Book condition can tell you a lot about a person. When you think about it, really, it comes down to respect. Much the same way taking pride in your personal appearance, having good hygiene, and being healthy signifies self-respect, taking good care of your books signifies respect for those books and the careful work that went into creating the finished product.
By no means am I saying that appearance is everything. That's not true of anything, but it does make a statement. What you take care of in your life shows other people what is important to you. Your personal appearance, your dog's appearance, your muscle car.... For literary nerds, it's books.
I have worked in retail and used book stores and have plenty of book condition horror stories. There's the stuff we've all seen before. Multiple dog-earred pages, torn dust jackets, funky smells, highlighting and writing inside the book, etc. Then there are more serious offenses, like missing pages, covers that are taped back together, and spill stains that discolor and warp the books. But a book that I recently received in a swap topped all of that.

- **Entries provided**:
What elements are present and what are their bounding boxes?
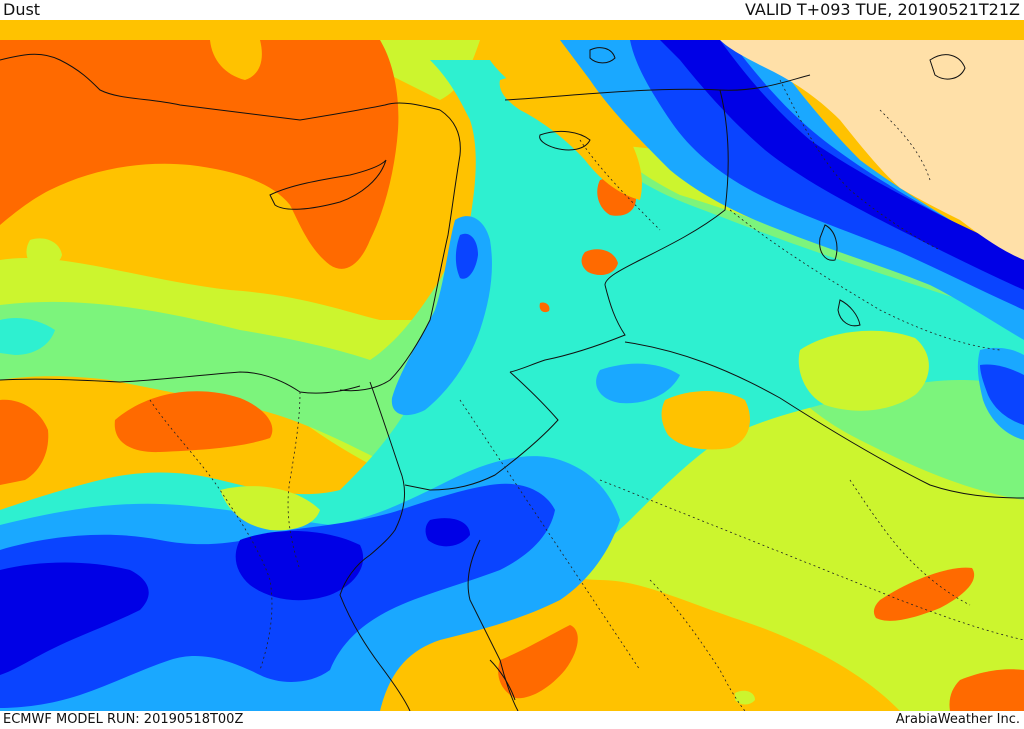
dust-forecast-map[interactable] (0, 20, 1024, 711)
credit-label: ArabiaWeather Inc. (895, 712, 1020, 727)
no-data-land-region (720, 40, 1024, 260)
map-canvas (0, 20, 1024, 711)
dust-level-8-band (0, 40, 1024, 711)
map-header: Dust VALID T+093 TUE, 20190521T21Z (0, 0, 1024, 20)
map-footer: ECMWF MODEL RUN: 20190518T00Z ArabiaWeat… (0, 711, 1024, 729)
administrative-borders (149, 79, 1024, 711)
dust-level-7-patches (220, 75, 750, 531)
dust-level-1-band (0, 40, 1024, 675)
model-run-label: ECMWF MODEL RUN: 20190518T00Z (3, 712, 244, 727)
valid-time-label: VALID T+093 TUE, 20190521T21Z (744, 0, 1020, 19)
coastlines-and-borders (0, 47, 1024, 711)
dust-level-6-patches (26, 238, 929, 705)
map-title: Dust (3, 0, 41, 19)
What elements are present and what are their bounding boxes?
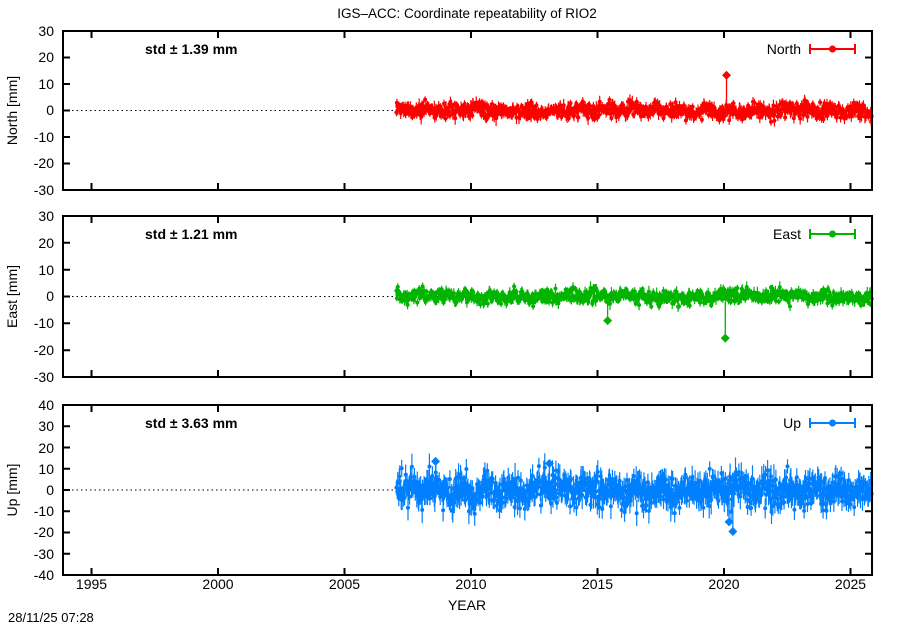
- panel-up-points: [394, 453, 874, 536]
- ytick-label: 10: [38, 76, 54, 92]
- panel-east-points: [394, 281, 874, 343]
- panel-north-std-label: std ± 1.39 mm: [145, 41, 238, 57]
- panel-up-std-label: std ± 3.63 mm: [145, 415, 238, 431]
- ytick-label: 10: [38, 262, 54, 278]
- ytick-label: 30: [38, 418, 54, 434]
- outlier-point: [544, 458, 554, 468]
- panel-up-legend-dot: [829, 419, 836, 427]
- panel-up-frame: [62, 404, 873, 576]
- up-data-points: [394, 464, 874, 516]
- ytick-label: -20: [34, 342, 54, 358]
- outlier-point: [720, 333, 730, 343]
- panel-north-points: [394, 70, 874, 127]
- ytick-label: -20: [34, 524, 54, 540]
- east-data-points: [394, 284, 874, 309]
- xtick-label: 2010: [455, 576, 486, 592]
- panel-east-ytick-labels: 30 20 10 0 -10 -20 -30: [34, 208, 54, 385]
- panel-north-ylabel: North [mm]: [4, 76, 20, 145]
- panel-up-ylabel: Up [mm]: [4, 464, 20, 517]
- panel-up-legend-label: Up: [783, 415, 801, 431]
- ytick-label: 10: [38, 461, 54, 477]
- ytick-label: 30: [38, 208, 54, 224]
- ytick-label: -30: [34, 546, 54, 562]
- ytick-label: -10: [34, 129, 54, 145]
- north-data-points: [394, 97, 874, 124]
- panel-north-legend-dot: [829, 45, 836, 53]
- ytick-label: -10: [34, 503, 54, 519]
- xtick-label: 2000: [202, 576, 233, 592]
- ytick-label: 0: [46, 102, 54, 118]
- ytick-label: 20: [38, 440, 54, 456]
- x-axis-title: YEAR: [448, 597, 486, 613]
- ytick-label: 0: [46, 482, 54, 498]
- timestamp: 28/11/25 07:28: [8, 610, 94, 625]
- x-axis: 1995 2000 2005 2010 2015 2020 2025 YEAR: [76, 576, 866, 613]
- panel-east-legend-dot: [829, 230, 836, 238]
- panel-east-std-label: std ± 1.21 mm: [145, 226, 238, 242]
- panel-up-ytick-labels: 40 30 20 10 0 -10 -20 -30 -40: [34, 397, 54, 583]
- outlier-point: [724, 517, 734, 527]
- ytick-label: -30: [34, 182, 54, 198]
- panel-north-legend-label: North: [767, 41, 801, 57]
- outlier-point: [603, 316, 613, 326]
- outlier-point: [722, 70, 732, 80]
- panel-east-frame: [62, 215, 873, 378]
- panel-east-ylabel: East [mm]: [4, 265, 20, 328]
- ytick-label: -10: [34, 315, 54, 331]
- ytick-label: 0: [46, 288, 54, 304]
- ytick-label: 30: [38, 23, 54, 39]
- outlier-point: [728, 526, 738, 536]
- ytick-label: -30: [34, 369, 54, 385]
- panel-north: North [mm] std ± 1.39 mm North 30 20 10 …: [4, 23, 874, 198]
- panel-north-ytick-labels: 30 20 10 0 -10 -20 -30: [34, 23, 54, 198]
- ytick-label: -40: [34, 567, 54, 583]
- panel-east-legend-label: East: [773, 226, 801, 242]
- panel-north-frame: [62, 30, 873, 191]
- ytick-label: 40: [38, 397, 54, 413]
- xtick-label: 2020: [708, 576, 739, 592]
- ytick-label: 20: [38, 49, 54, 65]
- xtick-label: 2025: [835, 576, 866, 592]
- ytick-label: -20: [34, 155, 54, 171]
- xtick-label: 2015: [582, 576, 613, 592]
- xtick-label: 1995: [76, 576, 107, 592]
- xtick-label: 2005: [329, 576, 360, 592]
- ytick-label: 20: [38, 235, 54, 251]
- chart-title: IGS–ACC: Coordinate repeatability of RIO…: [337, 6, 597, 21]
- panel-up: Up [mm] std ± 3.63 mm Up 40 30 20 10 0 -…: [4, 397, 874, 583]
- panel-east: East [mm] std ± 1.21 mm East 30 20 10 0 …: [4, 208, 874, 385]
- outlier-point: [431, 456, 441, 466]
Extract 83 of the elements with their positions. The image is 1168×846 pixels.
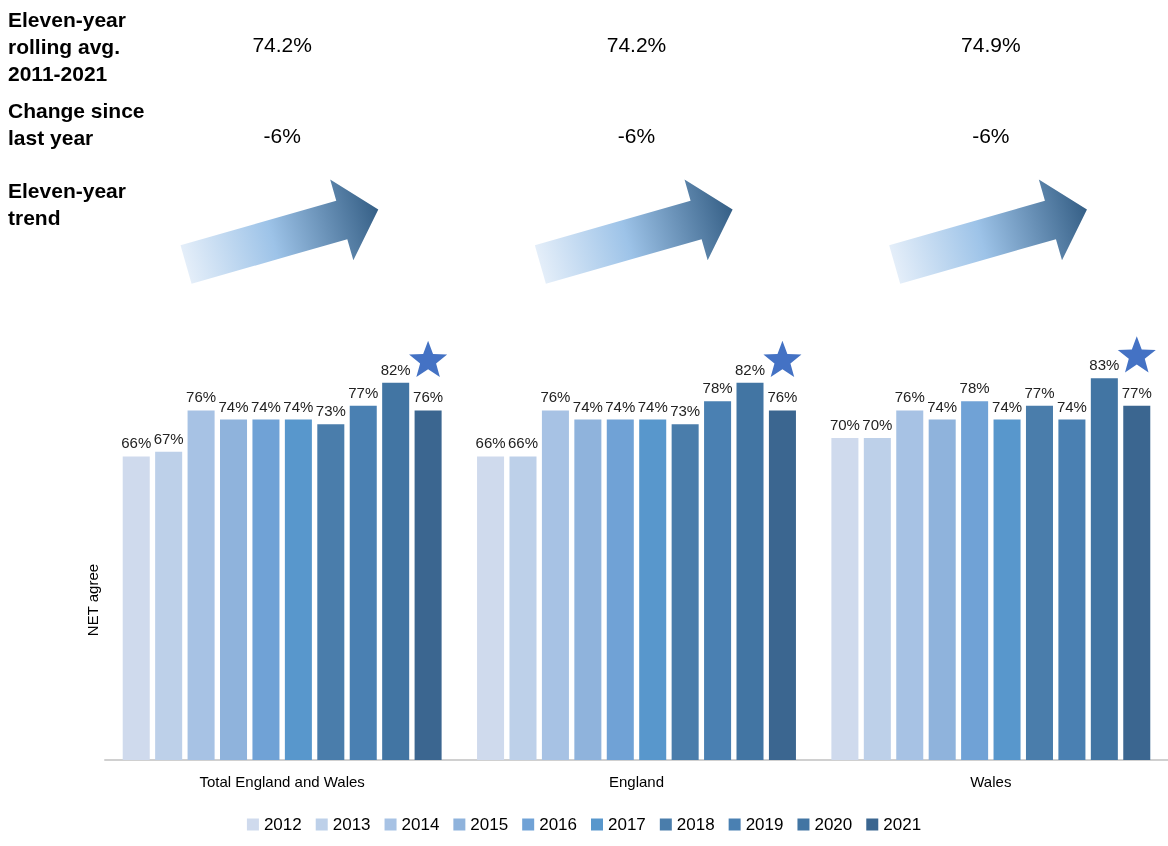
data-label: 77% xyxy=(1121,383,1152,401)
legend-label: 2015 xyxy=(470,815,509,834)
legend-label: 2016 xyxy=(539,815,578,834)
data-label: 66% xyxy=(507,434,539,452)
text: -6% xyxy=(263,123,301,147)
data-label: 74% xyxy=(637,397,668,415)
legend-label: 2013 xyxy=(332,815,371,834)
bar xyxy=(831,438,859,760)
data-label: 76% xyxy=(894,388,925,406)
bar xyxy=(993,419,1021,760)
bar xyxy=(509,456,537,760)
data-label: 76% xyxy=(540,388,571,406)
bar xyxy=(477,456,505,760)
legend-label: 2014 xyxy=(401,815,440,834)
y-axis-title: NET agree xyxy=(84,563,101,637)
bar xyxy=(284,419,312,760)
bar xyxy=(187,410,215,760)
bar xyxy=(671,424,699,760)
text: Eleven-year trend xyxy=(8,179,132,229)
x-tick-label: England xyxy=(608,773,665,790)
legend-label: 2018 xyxy=(676,815,715,834)
data-label: 66% xyxy=(121,434,152,452)
data-label: 83% xyxy=(1089,356,1120,374)
legend-label: 2017 xyxy=(608,815,646,834)
bar xyxy=(639,419,667,760)
data-label: 76% xyxy=(413,388,444,406)
data-label: 66% xyxy=(475,434,506,452)
data-label: 70% xyxy=(862,416,893,433)
data-label: 74% xyxy=(250,397,281,415)
data-label: 74% xyxy=(992,397,1023,415)
data-label: 82% xyxy=(380,360,411,378)
bar xyxy=(541,410,569,760)
x-tick-label: Wales xyxy=(970,773,1012,790)
data-label: 76% xyxy=(767,388,798,406)
bar xyxy=(252,419,280,760)
bar xyxy=(736,382,764,760)
bar xyxy=(1090,378,1118,760)
bar xyxy=(704,401,732,760)
bar xyxy=(768,410,796,760)
data-label: 74% xyxy=(218,397,249,415)
bar xyxy=(122,456,150,760)
bar xyxy=(896,410,924,760)
data-label: 77% xyxy=(1024,383,1055,401)
bar xyxy=(414,410,442,760)
x-tick-label: Total England and Wales xyxy=(199,773,365,790)
data-label: 82% xyxy=(734,360,766,378)
bar xyxy=(220,419,248,760)
bar xyxy=(1025,405,1053,760)
text: -6% xyxy=(972,123,1010,147)
bar xyxy=(1058,419,1086,760)
data-label: 74% xyxy=(283,397,314,415)
bar xyxy=(382,382,410,760)
bar xyxy=(317,424,345,760)
bar xyxy=(574,419,602,760)
bar xyxy=(155,451,183,760)
text: Change since last year xyxy=(8,99,151,149)
bar xyxy=(863,438,891,760)
bar xyxy=(349,405,377,760)
text: 74.2% xyxy=(252,32,312,56)
bar xyxy=(928,419,956,760)
data-label: 73% xyxy=(670,402,701,420)
text: Eleven-year rolling avg. 2011-2021 xyxy=(8,8,132,85)
data-label: 73% xyxy=(315,402,346,420)
legend-label: 2020 xyxy=(814,815,853,834)
data-label: 78% xyxy=(702,379,733,397)
bar xyxy=(961,401,989,760)
text: 74.2% xyxy=(606,32,667,56)
text: 74.9% xyxy=(961,32,1021,56)
legend-label: 2019 xyxy=(745,815,784,834)
data-label: 74% xyxy=(927,397,958,415)
bar xyxy=(606,419,634,760)
data-label: 77% xyxy=(348,383,379,401)
data-label: 70% xyxy=(829,416,860,433)
data-label: 74% xyxy=(605,397,636,415)
legend-label: 2021 xyxy=(883,815,922,834)
legend-label: 2012 xyxy=(263,815,302,834)
text: -6% xyxy=(617,123,656,147)
data-label: 78% xyxy=(959,379,990,397)
data-label: 76% xyxy=(186,388,217,406)
bar xyxy=(1123,405,1151,760)
data-label: 74% xyxy=(572,397,603,415)
data-label: 67% xyxy=(153,429,184,447)
data-label: 74% xyxy=(1056,397,1087,415)
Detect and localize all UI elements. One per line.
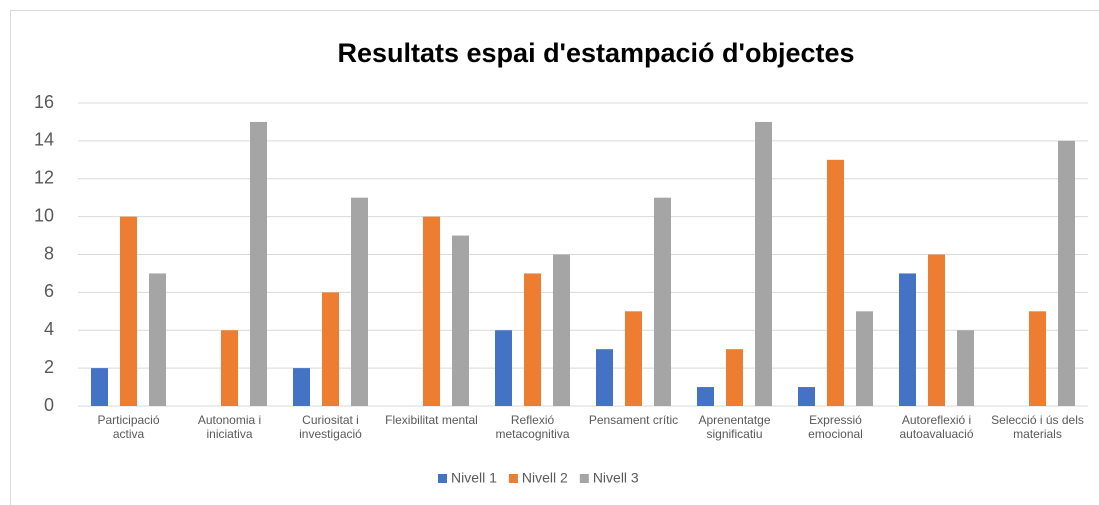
x-tick-label: Pensament crític xyxy=(588,413,679,427)
bar xyxy=(250,121,267,406)
bar xyxy=(596,349,613,406)
bar xyxy=(1058,140,1075,406)
y-tick-label: 10 xyxy=(34,205,54,225)
x-tick-label: Autoreflexió i autoavaluació xyxy=(899,413,974,441)
bar xyxy=(322,292,339,406)
legend-swatch xyxy=(438,474,447,483)
bar xyxy=(697,387,714,406)
bar xyxy=(423,216,440,406)
y-tick-label: 6 xyxy=(44,281,54,301)
x-tick-label: Flexibilitat mental xyxy=(385,413,478,427)
bar xyxy=(293,368,310,406)
bar xyxy=(553,254,570,406)
y-tick-label: 12 xyxy=(34,168,54,188)
bar xyxy=(625,311,642,406)
legend-label: Nivell 3 xyxy=(593,470,639,486)
bar xyxy=(351,197,368,406)
bar xyxy=(221,330,238,406)
bar xyxy=(755,121,772,406)
x-tick-label: Curiositat i investigació xyxy=(299,413,362,441)
y-tick-label: 4 xyxy=(44,319,54,339)
bar xyxy=(1029,311,1046,406)
y-tick-label: 0 xyxy=(44,395,54,415)
chart-title: Resultats espai d'estampació d'objectes xyxy=(337,38,854,68)
x-tick-label: Selecció i ús dels materials xyxy=(991,413,1084,441)
legend-label: Nivell 1 xyxy=(451,470,497,486)
bar xyxy=(899,273,916,406)
bar xyxy=(91,368,108,406)
x-tick-label: Expressió emocional xyxy=(808,413,863,441)
bar xyxy=(495,330,512,406)
bar xyxy=(120,216,137,406)
legend-label: Nivell 2 xyxy=(522,470,568,486)
bar xyxy=(654,197,671,406)
bar xyxy=(524,273,541,406)
bar xyxy=(452,235,469,406)
bar xyxy=(957,330,974,406)
bar xyxy=(856,311,873,406)
bar xyxy=(928,254,945,406)
bar xyxy=(827,159,844,406)
y-tick-label: 2 xyxy=(44,357,54,377)
x-tick-label: Autonomia i iniciativa xyxy=(197,413,262,441)
y-tick-label: 16 xyxy=(34,92,54,112)
y-tick-label: 8 xyxy=(44,243,54,263)
x-tick-label: Reflexió metacognitiva xyxy=(495,413,570,441)
x-tick-label: Aprenentatge significatiu xyxy=(698,413,771,441)
legend-swatch xyxy=(579,474,589,483)
bar xyxy=(798,387,815,406)
chart-border xyxy=(10,10,1099,505)
x-tick-label: Participació activa xyxy=(97,413,160,441)
legend-swatch xyxy=(508,474,518,483)
y-tick-label: 14 xyxy=(34,130,54,150)
bar xyxy=(149,273,166,406)
bar xyxy=(726,349,743,406)
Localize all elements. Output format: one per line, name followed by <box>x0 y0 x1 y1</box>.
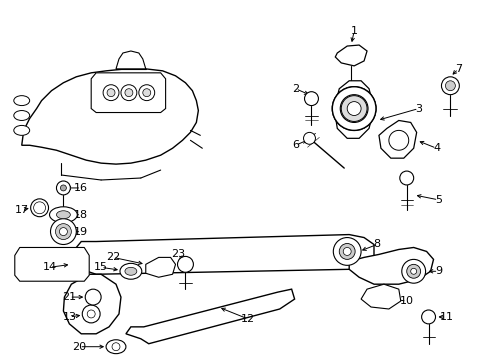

- **Given exercise**:
How does the piece on book condition above go on from its last sentence? Continue it.

- **Result**:
Granted, I'm probably an elitist when it comes to book condition. My "Good" could be your "Very good", and that's understandable. We're different people. We qualify things differently. And when you swap books there is always a risk that the item won't live up to your expectations. When I received this particular book I was dumfounded not only by it's condition but by the way it arrived.
A rather unassuming package arrived in the mailbox, wrapped in brown paper with a printed address label on it. Once I touched it I knew that it wasn't just books wrapped up. It was too sturdy. They had to be in some kind of box. I tore into the paper and this is what I found....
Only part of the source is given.